## GIVEN TASK
Reproduce all the entries exactly.

Extracted data entries
***
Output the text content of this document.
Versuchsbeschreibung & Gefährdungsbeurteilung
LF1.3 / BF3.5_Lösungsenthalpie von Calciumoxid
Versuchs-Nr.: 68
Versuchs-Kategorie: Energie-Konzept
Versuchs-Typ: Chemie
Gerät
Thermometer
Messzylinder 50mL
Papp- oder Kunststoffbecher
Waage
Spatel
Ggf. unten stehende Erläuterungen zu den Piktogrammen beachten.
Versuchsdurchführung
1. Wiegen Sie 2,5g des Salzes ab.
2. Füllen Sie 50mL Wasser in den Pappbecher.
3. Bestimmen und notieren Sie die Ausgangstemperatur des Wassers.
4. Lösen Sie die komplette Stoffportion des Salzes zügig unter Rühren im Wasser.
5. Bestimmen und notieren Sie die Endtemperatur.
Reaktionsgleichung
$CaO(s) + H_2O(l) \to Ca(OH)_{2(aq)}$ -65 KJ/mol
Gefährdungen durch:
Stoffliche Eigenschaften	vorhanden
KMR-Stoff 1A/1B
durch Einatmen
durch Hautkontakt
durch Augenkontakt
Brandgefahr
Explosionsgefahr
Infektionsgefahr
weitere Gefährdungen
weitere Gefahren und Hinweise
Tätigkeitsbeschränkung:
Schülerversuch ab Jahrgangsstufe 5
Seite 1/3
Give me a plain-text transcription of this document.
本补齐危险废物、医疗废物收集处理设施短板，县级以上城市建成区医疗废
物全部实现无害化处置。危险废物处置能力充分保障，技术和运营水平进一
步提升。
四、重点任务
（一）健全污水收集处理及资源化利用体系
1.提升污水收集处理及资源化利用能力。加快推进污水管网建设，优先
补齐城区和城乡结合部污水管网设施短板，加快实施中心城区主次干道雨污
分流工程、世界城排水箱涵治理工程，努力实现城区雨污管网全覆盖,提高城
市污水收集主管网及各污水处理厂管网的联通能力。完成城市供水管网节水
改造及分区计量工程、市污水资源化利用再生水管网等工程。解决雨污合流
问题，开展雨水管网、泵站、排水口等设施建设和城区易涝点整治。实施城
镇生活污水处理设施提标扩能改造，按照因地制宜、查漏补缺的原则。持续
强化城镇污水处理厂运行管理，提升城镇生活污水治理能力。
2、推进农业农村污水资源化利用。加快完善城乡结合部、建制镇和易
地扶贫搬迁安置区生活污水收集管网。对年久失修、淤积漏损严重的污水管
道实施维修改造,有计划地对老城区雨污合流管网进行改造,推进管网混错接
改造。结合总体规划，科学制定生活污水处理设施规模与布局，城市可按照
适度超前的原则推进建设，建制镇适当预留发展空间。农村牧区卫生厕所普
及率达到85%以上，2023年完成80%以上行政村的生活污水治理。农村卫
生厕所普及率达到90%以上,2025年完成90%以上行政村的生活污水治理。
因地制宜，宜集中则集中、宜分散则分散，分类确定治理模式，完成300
***
## RIGHT ANSWER
Output the text content of this document.
Versuchsbeschreibung & Gefährdungsbeurteilung
LF1.3 / BF3.5_Lösungsenthalpie von Calciumoxid
Versuchs-Nr.: 68
Versuchs-Kategorie: Energie-Konzept
Versuchs-Typ: Chemie
Gerät
Thermometer
Messzylinder 50mL
Papp- oder Kunststoffbecher
Waage
Spatel
Ggf. unten stehende Erläuterungen zu den Piktogrammen beachten.
Versuchsdurchführung
1. Wiegen Sie 2,5g des Salzes ab.
2. Füllen Sie 50mL Wasser in den Pappbecher.
3. Bestimmen und notieren Sie die Ausgangstemperatur des Wassers.
4. Lösen Sie die komplette Stoffportion des Salzes zügig unter Rühren im Wasser.
5. Bestimmen und notieren Sie die Endtemperatur.
Reaktionsgleichung
$CaO(s) + H_2O(l) \to Ca(OH)_{2(aq)}$ -65 KJ/mol
Gefährdungen durch:
Stoffliche Eigenschaften	vorhanden
KMR-Stoff 1A/1B
durch Einatmen
durch Hautkontakt
durch Augenkontakt
Brandgefahr
Explosionsgefahr
Infektionsgefahr
weitere Gefährdungen
weitere Gefahren und Hinweise
Tätigkeitsbeschränkung:
Schülerversuch ab Jahrgangsstufe 5
Seite 1/3
Give me a plain-text transcription of this document.
本补齐危险废物、医疗废物收集处理设施短板，县级以上城市建成区医疗废
物全部实现无害化处置。危险废物处置能力充分保障，技术和运营水平进一
步提升。
四、重点任务
（一）健全污水收集处理及资源化利用体系
1.提升污水收集处理及资源化利用能力。加快推进污水管网建设，优先
补齐城区和城乡结合部污水管网设施短板，加快实施中心城区主次干道雨污
分流工程、世界城排水箱涵治理工程，努力实现城区雨污管网全覆盖,提高城
市污水收集主管网及各污水处理厂管网的联通能力。完成城市供水管网节水
改造及分区计量工程、市污水资源化利用再生水管网等工程。解决雨污合流
问题，开展雨水管网、泵站、排水口等设施建设和城区易涝点整治。实施城
镇生活污水处理设施提标扩能改造，按照因地制宜、查漏补缺的原则。持续
强化城镇污水处理厂运行管理，提升城镇生活污水治理能力。
2、推进农业农村污水资源化利用。加快完善城乡结合部、建制镇和易
地扶贫搬迁安置区生活污水收集管网。对年久失修、淤积漏损严重的污水管
道实施维修改造,有计划地对老城区雨污合流管网进行改造,推进管网混错接
改造。结合总体规划，科学制定生活污水处理设施规模与布局，城市可按照
适度超前的原则推进建设，建制镇适当预留发展空间。农村牧区卫生厕所普
及率达到85%以上，2023年完成80%以上行政村的生活污水治理。农村卫
生厕所普及率达到90%以上,2025年完成90%以上行政村的生活污水治理。
因地制宜，宜集中则集中、宜分散则分散，分类确定治理模式，完成300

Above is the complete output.